• [RECORDED INFORMATION]
↓↓↓
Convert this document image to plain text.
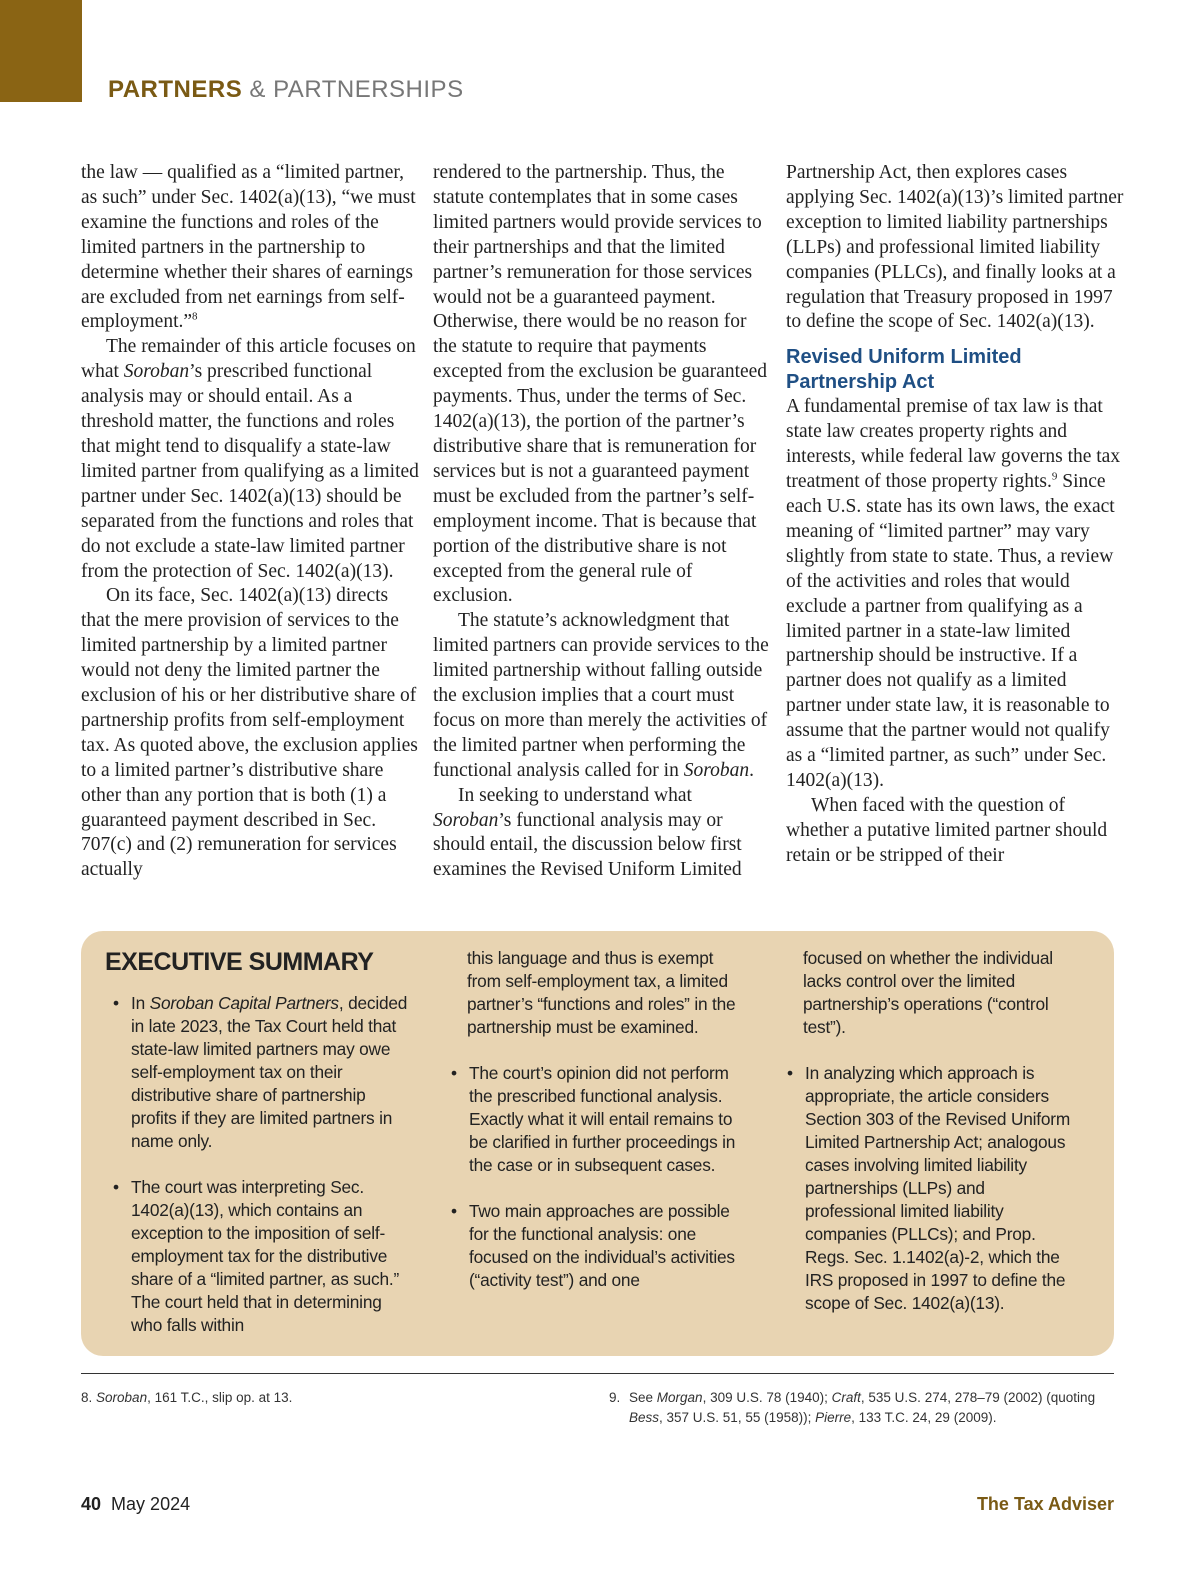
PARTNERS & PARTNERSHIPS

the law — qualified as a “limited partner, as such” under Sec. 1402(a)(13), “we must examine the functions and roles of the limited partners in the partnership to determine whether their shares of earnings are excluded from net earnings from self-employment.”$^8$

The remainder of this article focuses on what Soroban’s prescribed functional analysis may or should entail. As a threshold matter, the functions and roles that might tend to disqualify a state-law limited partner from qualifying as a limited partner under Sec. 1402(a)(13) should be separated from the functions and roles that do not exclude a state-law limited partner from the protection of Sec. 1402(a)(13).

On its face, Sec. 1402(a)(13) directs that the mere provision of services to the limited partnership by a limited partner would not deny the limited partner the exclusion of his or her distributive share of partnership profits from self-employment tax. As quoted above, the exclusion applies to a limited partner’s distributive share other than any portion that is both (1) a guaranteed payment described in Sec. 707(c) and (2) remuneration for services actually

rendered to the partnership. Thus, the statute contemplates that in some cases limited partners would provide services to their partnerships and that the limited partner’s remuneration for those services would not be a guaranteed payment. Otherwise, there would be no reason for the statute to require that payments excepted from the exclusion be guaranteed payments. Thus, under the terms of Sec. 1402(a)(13), the portion of the partner’s distributive share that is remuneration for services but is not a guaranteed payment must be excluded from the partner’s self-employment income. That is because that portion of the distributive share is not excepted from the general rule of exclusion.

The statute’s acknowledgment that limited partners can provide services to the limited partnership without falling outside the exclusion implies that a court must focus on more than merely the activities of the limited partner when performing the functional analysis called for in Soroban.

In seeking to understand what Soroban’s functional analysis may or should entail, the discussion below first examines the Revised Uniform Limited

Partnership Act, then explores cases applying Sec. 1402(a)(13)’s limited partner exception to limited liability partnerships (LLPs) and professional limited liability companies (PLLCs), and finally looks at a regulation that Treasury proposed in 1997 to define the scope of Sec. 1402(a)(13).

Revised Uniform Limited Partnership Act

A fundamental premise of tax law is that state law creates property rights and interests, while federal law governs the tax treatment of those property rights.$^9$ Since each U.S. state has its own laws, the exact meaning of “limited partner” may vary slightly from state to state. Thus, a review of the activities and roles that would exclude a partner from qualifying as a limited partner in a state-law limited partnership should be instructive. If a partner does not qualify as a limited partner under state law, it is reasonable to assume that the partner would not qualify as a “limited partner, as such” under Sec. 1402(a)(13).

When faced with the question of whether a putative limited partner should retain or be stripped of their

EXECUTIVE SUMMARY
• In Soroban Capital Partners, decided in late 2023, the Tax Court held that state-law limited partners may owe self-employment tax on their distributive share of partnership profits if they are limited partners in name only.
• The court was interpreting Sec. 1402(a)(13), which contains an exception to the imposition of self-employment tax for the distributive share of a “limited partner, as such.” The court held that in determining who falls within

this language and thus is exempt from self-employment tax, a limited partner’s “functions and roles” in the partnership must be examined.

• The court’s opinion did not perform the prescribed functional analysis. Exactly what it will entail remains to be clarified in further proceedings in the case or in subsequent cases.
• Two main approaches are possible for the functional analysis: one focused on the individual’s activities (“activity test”) and one

focused on whether the individual lacks control over the limited partnership’s operations (“control test”).

• In analyzing which approach is appropriate, the article considers Section 303 of the Revised Uniform Limited Partnership Act; analogous cases involving limited liability partnerships (LLPs) and professional limited liability companies (PLLCs); and Prop. Regs. Sec. 1.1402(a)-2, which the IRS proposed in 1997 to define the scope of Sec. 1402(a)(13).
8. Soroban, 161 T.C., slip op. at 13.	9. See Morgan, 309 U.S. 78 (1940); Craft, 535 U.S. 274, 278–79 (2002) (quoting Bess, 357 U.S. 51, 55 (1958)); Pierre, 133 T.C. 24, 29 (2009).
40 May 2024	The Tax Adviser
↑↑↑
• [TASK PROMPT] Extract all lines containing the word "individual".

• [CORRECT RESPONSE]
• Two main approaches are possible for the functional analysis: one focused on the individual’s activities (“activity test”) and one
focused on whether the individual lacks control over the limited partnership’s operations (“control test”).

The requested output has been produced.